**WHAT THIS TASK INVOLVES**. Return every line of the items below without alteration, omitting the pictures.

**RECORDS SUPPLIED**.
■ ■ ■
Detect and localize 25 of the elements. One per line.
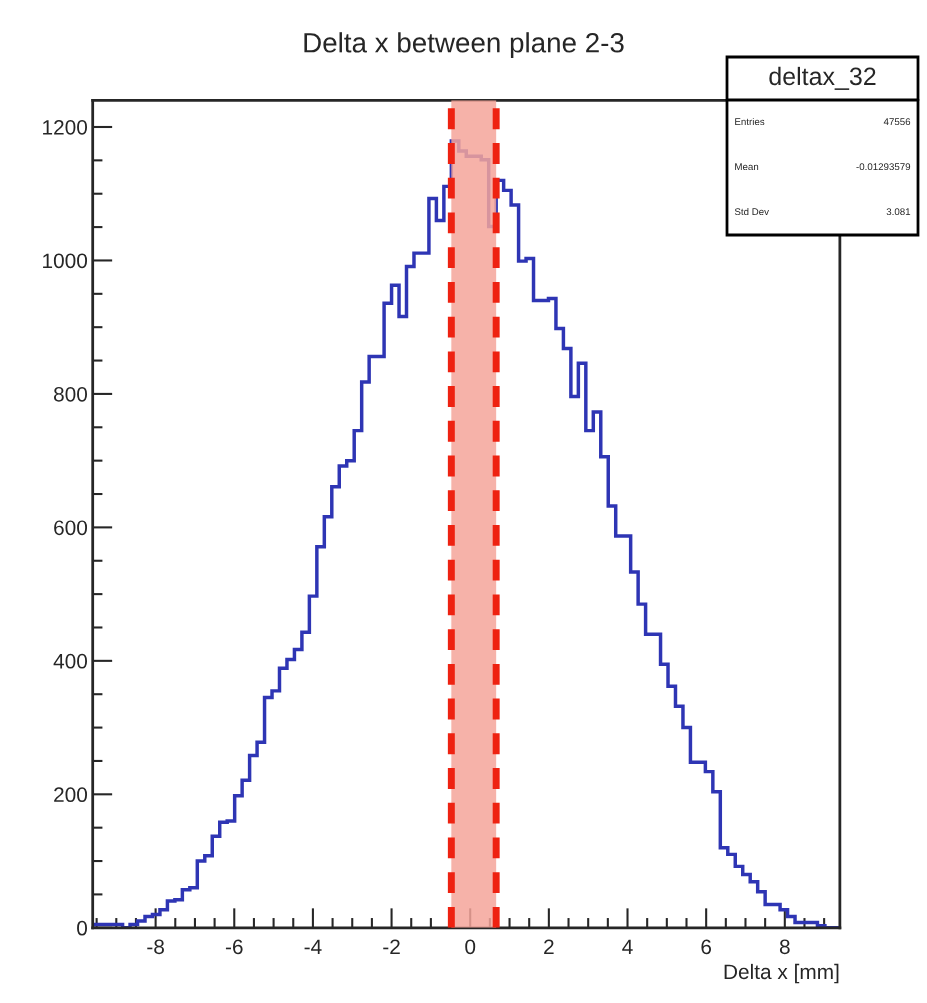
y-tick-label: 800 <box>53 386 88 402</box>
x-tick-label: 8 <box>779 939 790 955</box>
y-tick-label: 600 <box>54 520 88 536</box>
x-tick-label: -8 <box>147 939 164 955</box>
annotation: Entries <box>735 117 765 126</box>
x-tick-label: 0 <box>465 939 476 955</box>
text: deltax_32 <box>769 66 876 90</box>
y-tick-label: 1000 <box>43 253 88 269</box>
x-tick-label: 4 <box>622 939 633 954</box>
y-tick-label: 1200 <box>43 119 88 135</box>
annotation: Std Dev <box>734 207 769 216</box>
text: 47556 <box>883 118 911 126</box>
x-tick-label: -6 <box>225 939 243 955</box>
x-tick-label: 2 <box>544 939 554 954</box>
text: -0.01293579 <box>856 163 911 171</box>
y-tick-label: 200 <box>54 787 88 803</box>
chart-title: Delta x between plane 2-3 <box>304 32 624 59</box>
x-tick-label: 6 <box>701 939 712 955</box>
y-tick-label: 0 <box>77 920 88 936</box>
annotation: Mean <box>735 163 759 171</box>
x-tick-label: -2 <box>383 939 400 954</box>
y-tick-label: 400 <box>53 653 88 669</box>
text: 3.081 <box>886 208 911 216</box>
x-tick-label: -4 <box>304 939 322 954</box>
x-axis-title: Delta x [mm] <box>724 963 839 984</box>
■ ■ ■
**FULL RESPONSE**.
Detect and localize 25 of the elements. One per line.
y-tick-label: 800 <box>53 386 88 402</box>
x-tick-label: 8 <box>779 939 790 955</box>
y-tick-label: 600 <box>54 520 88 536</box>
x-tick-label: -8 <box>147 939 164 955</box>
annotation: Entries <box>735 117 765 126</box>
x-tick-label: 0 <box>465 939 476 955</box>
text: deltax_32 <box>769 66 876 90</box>
y-tick-label: 1000 <box>43 253 88 269</box>
x-tick-label: 4 <box>622 939 633 954</box>
y-tick-label: 1200 <box>43 119 88 135</box>
annotation: Std Dev <box>734 207 769 216</box>
text: 47556 <box>883 118 911 126</box>
x-tick-label: -6 <box>225 939 243 955</box>
x-tick-label: 2 <box>544 939 554 954</box>
text: -0.01293579 <box>856 163 911 171</box>
y-tick-label: 200 <box>54 787 88 803</box>
chart-title: Delta x between plane 2-3 <box>304 32 624 59</box>
x-tick-label: 6 <box>701 939 712 955</box>
y-tick-label: 0 <box>77 920 88 936</box>
annotation: Mean <box>735 163 759 171</box>
x-tick-label: -2 <box>383 939 400 954</box>
y-tick-label: 400 <box>53 653 88 669</box>
text: 3.081 <box>886 208 911 216</box>
x-tick-label: -4 <box>304 939 322 954</box>
x-axis-title: Delta x [mm] <box>724 963 839 984</box>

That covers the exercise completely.